## THE EXERCISE
Go through the entries and transcribe each one exactly, dropping the pictures.

Stored items:

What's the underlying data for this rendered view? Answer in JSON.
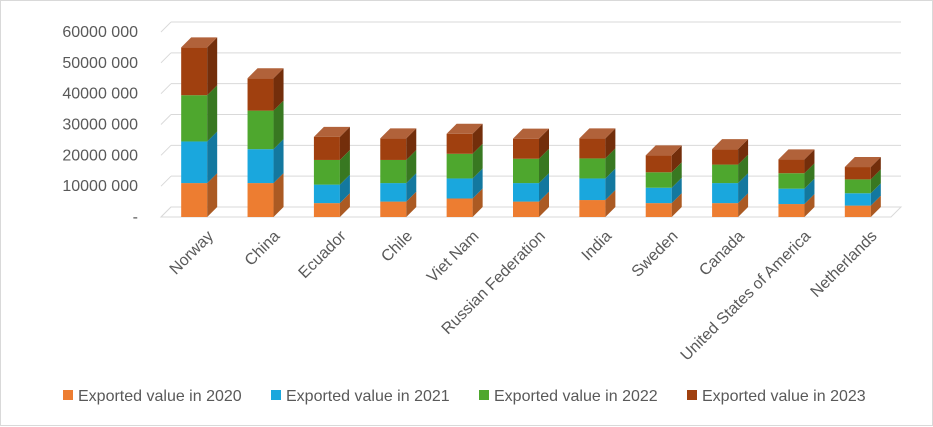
{
  "chart_data": {
    "type": "bar",
    "stacked": true,
    "style": "3d-stacked-column",
    "categories": [
      "Norway",
      "China",
      "Ecuador",
      "Chile",
      "Viet Nam",
      "Russian Federation",
      "India",
      "Sweden",
      "Canada",
      "United States of America",
      "Netherlands"
    ],
    "series": [
      {
        "name": "Exported value in 2020",
        "color": "#ed7d31",
        "values": [
          11000000,
          11000000,
          4500000,
          5000000,
          6000000,
          5000000,
          5500000,
          4500000,
          4500000,
          4200000,
          3700000
        ]
      },
      {
        "name": "Exported value in 2021",
        "color": "#1aa7dd",
        "values": [
          13500000,
          11000000,
          6000000,
          6000000,
          6500000,
          6000000,
          7000000,
          5000000,
          6500000,
          5000000,
          4000000
        ]
      },
      {
        "name": "Exported value in 2022",
        "color": "#4ea72e",
        "values": [
          15000000,
          12500000,
          8000000,
          7500000,
          8000000,
          7900000,
          6500000,
          5000000,
          6000000,
          5000000,
          4500000
        ]
      },
      {
        "name": "Exported value in 2023",
        "color": "#a0400f",
        "values": [
          15500000,
          10500000,
          7500000,
          7000000,
          6500000,
          6500000,
          6500000,
          5500000,
          5000000,
          4500000,
          4000000
        ]
      }
    ],
    "ylim": [
      0,
      60000000
    ],
    "y_ticks": [
      0,
      10000000,
      20000000,
      30000000,
      40000000,
      50000000,
      60000000
    ],
    "y_tick_labels": [
      "-",
      "10000 000",
      "20000 000",
      "30000 000",
      "40000 000",
      "50000 000",
      "60000 000"
    ],
    "grid": true,
    "legend_position": "bottom",
    "title": "",
    "xlabel": "",
    "ylabel": ""
  }
}
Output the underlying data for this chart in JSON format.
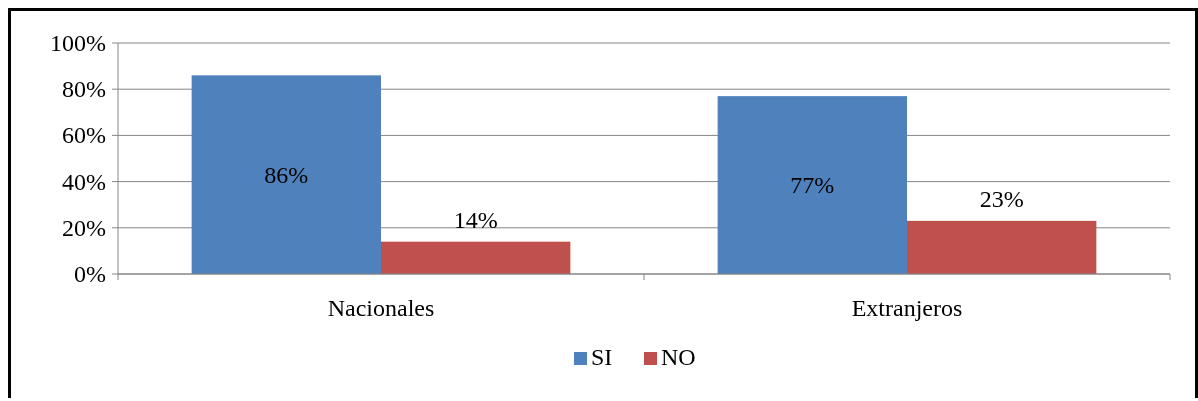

## ANSWER TO THIS PROBLEM
What's the underlying data for this rendered view? Answer in JSON.
{
  "chart_data": {
    "type": "bar",
    "stacked": true,
    "style": "3d-stacked-column",
    "categories": [
      "Norway",
      "China",
      "Ecuador",
      "Chile",
      "Viet Nam",
      "Russian Federation",
      "India",
      "Sweden",
      "Canada",
      "United States of America",
      "Netherlands"
    ],
    "series": [
      {
        "name": "Exported value in 2020",
        "color": "#ed7d31",
        "values": [
          11000000,
          11000000,
          4500000,
          5000000,
          6000000,
          5000000,
          5500000,
          4500000,
          4500000,
          4200000,
          3700000
        ]
      },
      {
        "name": "Exported value in 2021",
        "color": "#1aa7dd",
        "values": [
          13500000,
          11000000,
          6000000,
          6000000,
          6500000,
          6000000,
          7000000,
          5000000,
          6500000,
          5000000,
          4000000
        ]
      },
      {
        "name": "Exported value in 2022",
        "color": "#4ea72e",
        "values": [
          15000000,
          12500000,
          8000000,
          7500000,
          8000000,
          7900000,
          6500000,
          5000000,
          6000000,
          5000000,
          4500000
        ]
      },
      {
        "name": "Exported value in 2023",
        "color": "#a0400f",
        "values": [
          15500000,
          10500000,
          7500000,
          7000000,
          6500000,
          6500000,
          6500000,
          5500000,
          5000000,
          4500000,
          4000000
        ]
      }
    ],
    "ylim": [
      0,
      60000000
    ],
    "y_ticks": [
      0,
      10000000,
      20000000,
      30000000,
      40000000,
      50000000,
      60000000
    ],
    "y_tick_labels": [
      "-",
      "10000 000",
      "20000 000",
      "30000 000",
      "40000 000",
      "50000 000",
      "60000 000"
    ],
    "grid": true,
    "legend_position": "bottom",
    "title": "",
    "xlabel": "",
    "ylabel": ""
  }
}
Output the underlying data for this chart in JSON format.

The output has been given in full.